[Collected data]
====================
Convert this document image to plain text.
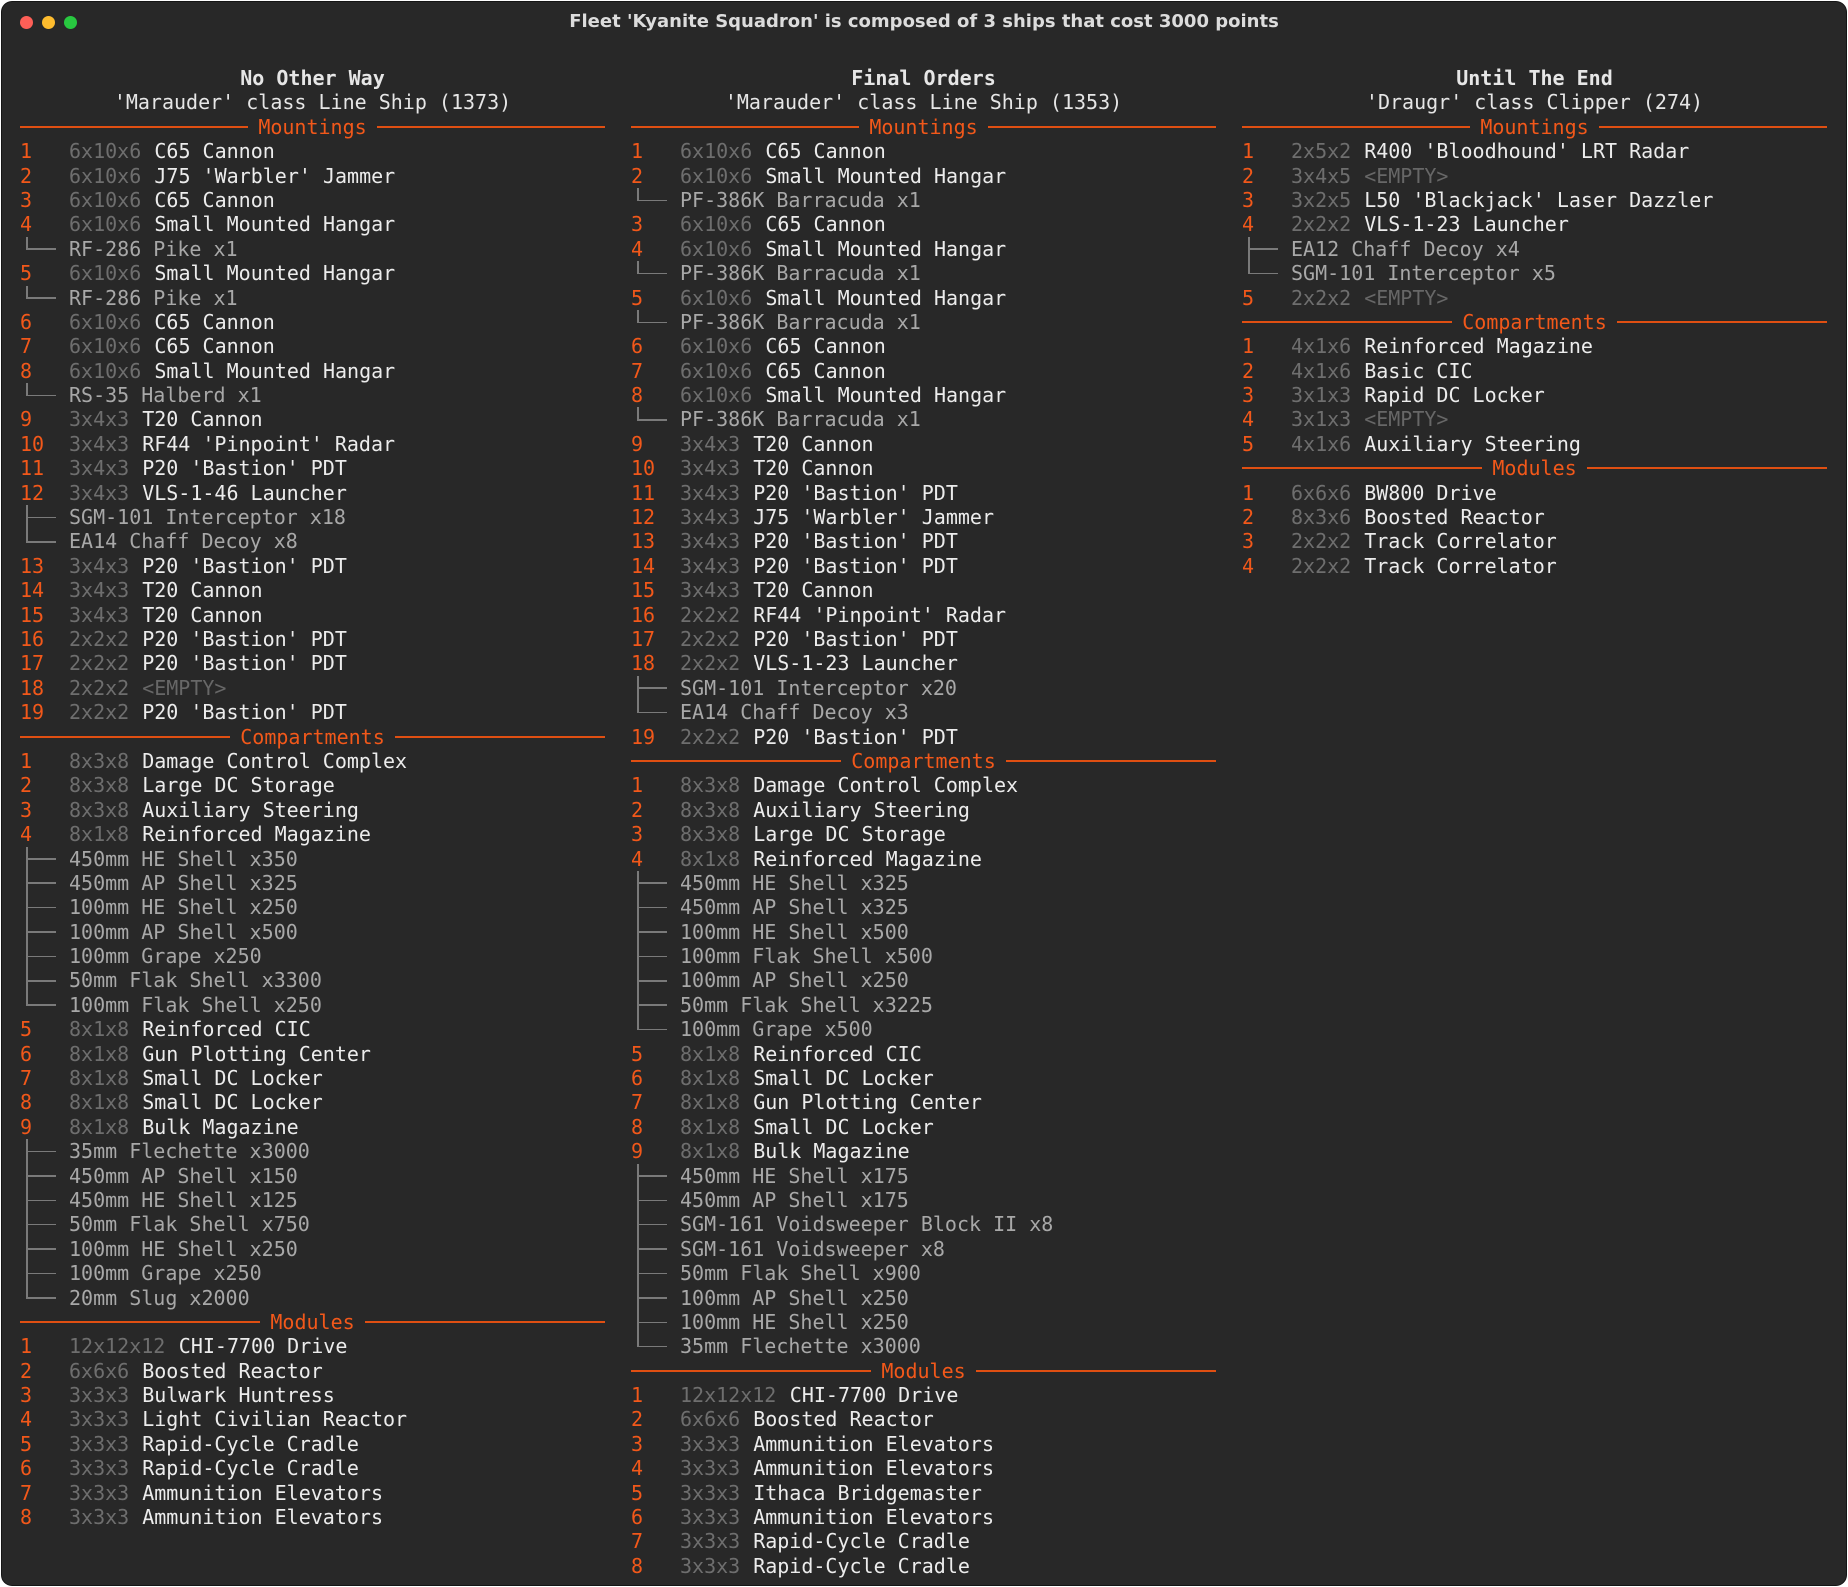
Fleet 'Kyanite Squadron' is composed of 3 ships that cost 3000 points
No Other Way
'Marauder' class Line Ship (1373)
Mountings
1 6x10x6 C65 Cannon
2 6x10x6 J75 'Warbler' Jammer
3 6x10x6 C65 Cannon
4 6x10x6 Small Mounted Hangar
RF-286 Pike x1
5 6x10x6 Small Mounted Hangar
RF-286 Pike x1
6 6x10x6 C65 Cannon
7 6x10x6 C65 Cannon
8 6x10x6 Small Mounted Hangar
RS-35 Halberd x1
9 3x4x3 T20 Cannon
10 3x4x3 RF44 'Pinpoint' Radar
11 3x4x3 P20 'Bastion' PDT
12 3x4x3 VLS-1-46 Launcher
SGM-101 Interceptor x18
EA14 Chaff Decoy x8
13 3x4x3 P20 'Bastion' PDT
14 3x4x3 T20 Cannon
15 3x4x3 T20 Cannon
16 2x2x2 P20 'Bastion' PDT
17 2x2x2 P20 'Bastion' PDT
18 2x2x2 <EMPTY>
19 2x2x2 P20 'Bastion' PDT
Compartments
1 8x3x8 Damage Control Complex
2 8x3x8 Large DC Storage
3 8x3x8 Auxiliary Steering
4 8x1x8 Reinforced Magazine
450mm HE Shell x350
450mm AP Shell x325
100mm HE Shell x250
100mm AP Shell x500
100mm Grape x250
50mm Flak Shell x3300
100mm Flak Shell x250
5 8x1x8 Reinforced CIC
6 8x1x8 Gun Plotting Center
7 8x1x8 Small DC Locker
8 8x1x8 Small DC Locker
9 8x1x8 Bulk Magazine
35mm Flechette x3000
450mm AP Shell x150
450mm HE Shell x125
50mm Flak Shell x750
100mm HE Shell x250
100mm Grape x250
20mm Slug x2000
Modules
1 12x12x12 CHI-7700 Drive
2 6x6x6 Boosted Reactor
3 3x3x3 Bulwark Huntress
4 3x3x3 Light Civilian Reactor
5 3x3x3 Rapid-Cycle Cradle
6 3x3x3 Rapid-Cycle Cradle
7 3x3x3 Ammunition Elevators
8 3x3x3 Ammunition Elevators
Final Orders
'Marauder' class Line Ship (1353)
Mountings
1 6x10x6 C65 Cannon
2 6x10x6 Small Mounted Hangar
PF-386K Barracuda x1
3 6x10x6 C65 Cannon
4 6x10x6 Small Mounted Hangar
PF-386K Barracuda x1
5 6x10x6 Small Mounted Hangar
PF-386K Barracuda x1
6 6x10x6 C65 Cannon
7 6x10x6 C65 Cannon
8 6x10x6 Small Mounted Hangar
PF-386K Barracuda x1
9 3x4x3 T20 Cannon
10 3x4x3 T20 Cannon
11 3x4x3 P20 'Bastion' PDT
12 3x4x3 J75 'Warbler' Jammer
13 3x4x3 P20 'Bastion' PDT
14 3x4x3 P20 'Bastion' PDT
15 3x4x3 T20 Cannon
16 2x2x2 RF44 'Pinpoint' Radar
17 2x2x2 P20 'Bastion' PDT
18 2x2x2 VLS-1-23 Launcher
SGM-101 Interceptor x20
EA14 Chaff Decoy x3
19 2x2x2 P20 'Bastion' PDT
Compartments
1 8x3x8 Damage Control Complex
2 8x3x8 Auxiliary Steering
3 8x3x8 Large DC Storage
4 8x1x8 Reinforced Magazine
450mm HE Shell x325
450mm AP Shell x325
100mm HE Shell x500
100mm Flak Shell x500
100mm AP Shell x250
50mm Flak Shell x3225
100mm Grape x500
5 8x1x8 Reinforced CIC
6 8x1x8 Small DC Locker
7 8x1x8 Gun Plotting Center
8 8x1x8 Small DC Locker
9 8x1x8 Bulk Magazine
450mm HE Shell x175
450mm AP Shell x175
SGM-161 Voidsweeper Block II x8
SGM-161 Voidsweeper x8
50mm Flak Shell x900
100mm AP Shell x250
100mm HE Shell x250
35mm Flechette x3000
Modules
1 12x12x12 CHI-7700 Drive
2 6x6x6 Boosted Reactor
3 3x3x3 Ammunition Elevators
4 3x3x3 Ammunition Elevators
5 3x3x3 Ithaca Bridgemaster
6 3x3x3 Ammunition Elevators
7 3x3x3 Rapid-Cycle Cradle
8 3x3x3 Rapid-Cycle Cradle
Until The End
'Draugr' class Clipper (274)
Mountings
1 2x5x2 R400 'Bloodhound' LRT Radar
2 3x4x5 <EMPTY>
3 3x2x5 L50 'Blackjack' Laser Dazzler
4 2x2x2 VLS-1-23 Launcher
EA12 Chaff Decoy x4
SGM-101 Interceptor x5
5 2x2x2 <EMPTY>
Compartments
1 4x1x6 Reinforced Magazine
2 4x1x6 Basic CIC
3 3x1x3 Rapid DC Locker
4 3x1x3 <EMPTY>
5 4x1x6 Auxiliary Steering
Modules
1 6x6x6 BW800 Drive
2 8x3x6 Boosted Reactor
3 2x2x2 Track Correlator
4 2x2x2 Track Correlator
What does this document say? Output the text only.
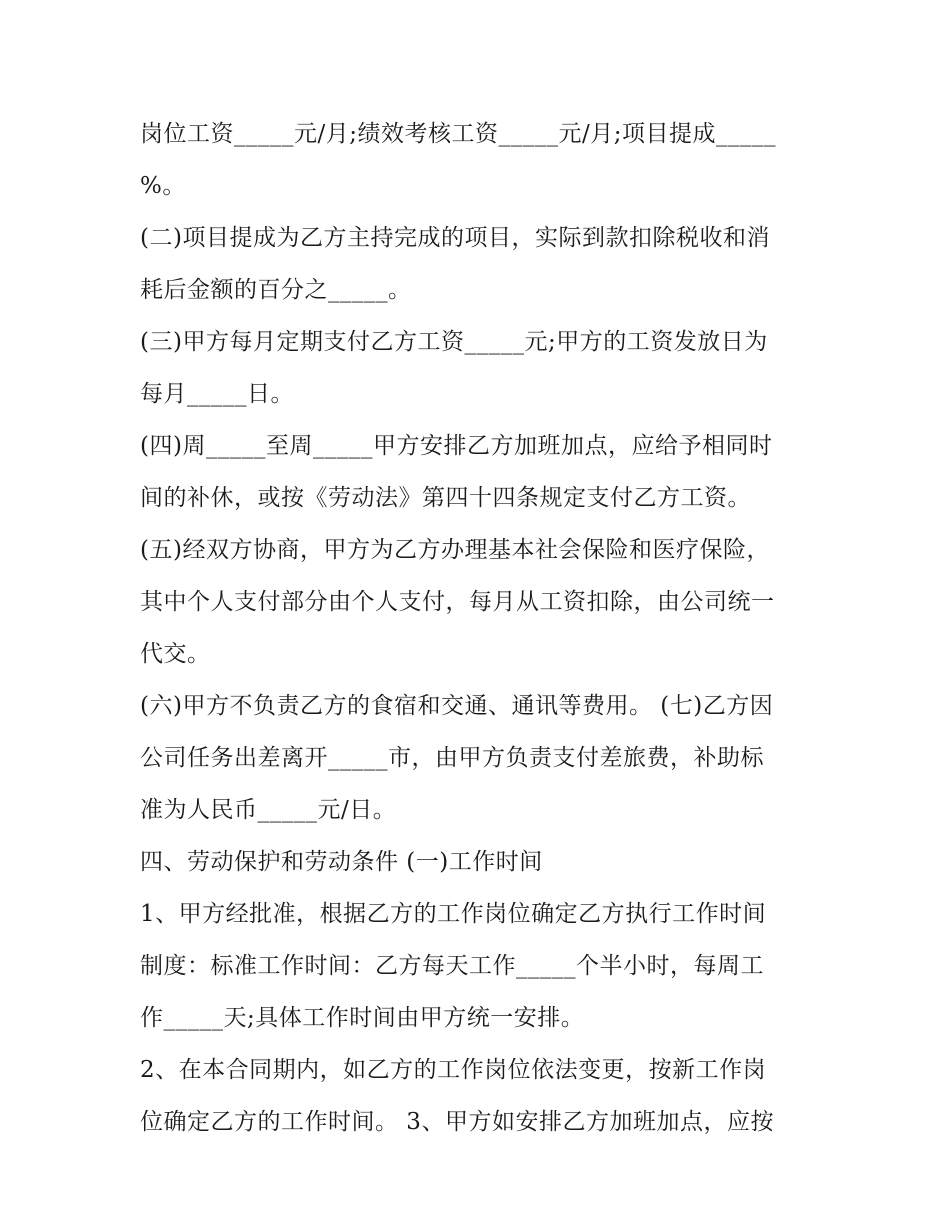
岗位工资_____元/月;绩效考核工资_____元/月;项目提成_____
%。
(二)项目提成为乙方主持完成的项目，实际到款扣除税收和消
耗后金额的百分之_____。
(三)甲方每月定期支付乙方工资_____元;甲方的工资发放日为
每月_____日。
(四)周_____至周_____甲方安排乙方加班加点，应给予相同时
间的补休，或按《劳动法》第四十四条规定支付乙方工资。
(五)经双方协商，甲方为乙方办理基本社会保险和医疗保险，
其中个人支付部分由个人支付，每月从工资扣除，由公司统一
代交。
(六)甲方不负责乙方的食宿和交通、通讯等费用。 (七)乙方因
公司任务出差离开_____市，由甲方负责支付差旅费，补助标
准为人民币_____元/日。
四、劳动保护和劳动条件 (一)工作时间
1、甲方经批准，根据乙方的工作岗位确定乙方执行工作时间
制度：标准工作时间：乙方每天工作_____个半小时，每周工
作_____天;具体工作时间由甲方统一安排。
2、在本合同期内，如乙方的工作岗位依法变更，按新工作岗
位确定乙方的工作时间。 3、甲方如安排乙方加班加点，应按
====================
**Description of the task:** Which lines include the word "Interceptor"? Copy every one of them.

**Solution to this task:**
SGM-101 Interceptor x18
SGM-101 Interceptor x20
SGM-101 Interceptor x5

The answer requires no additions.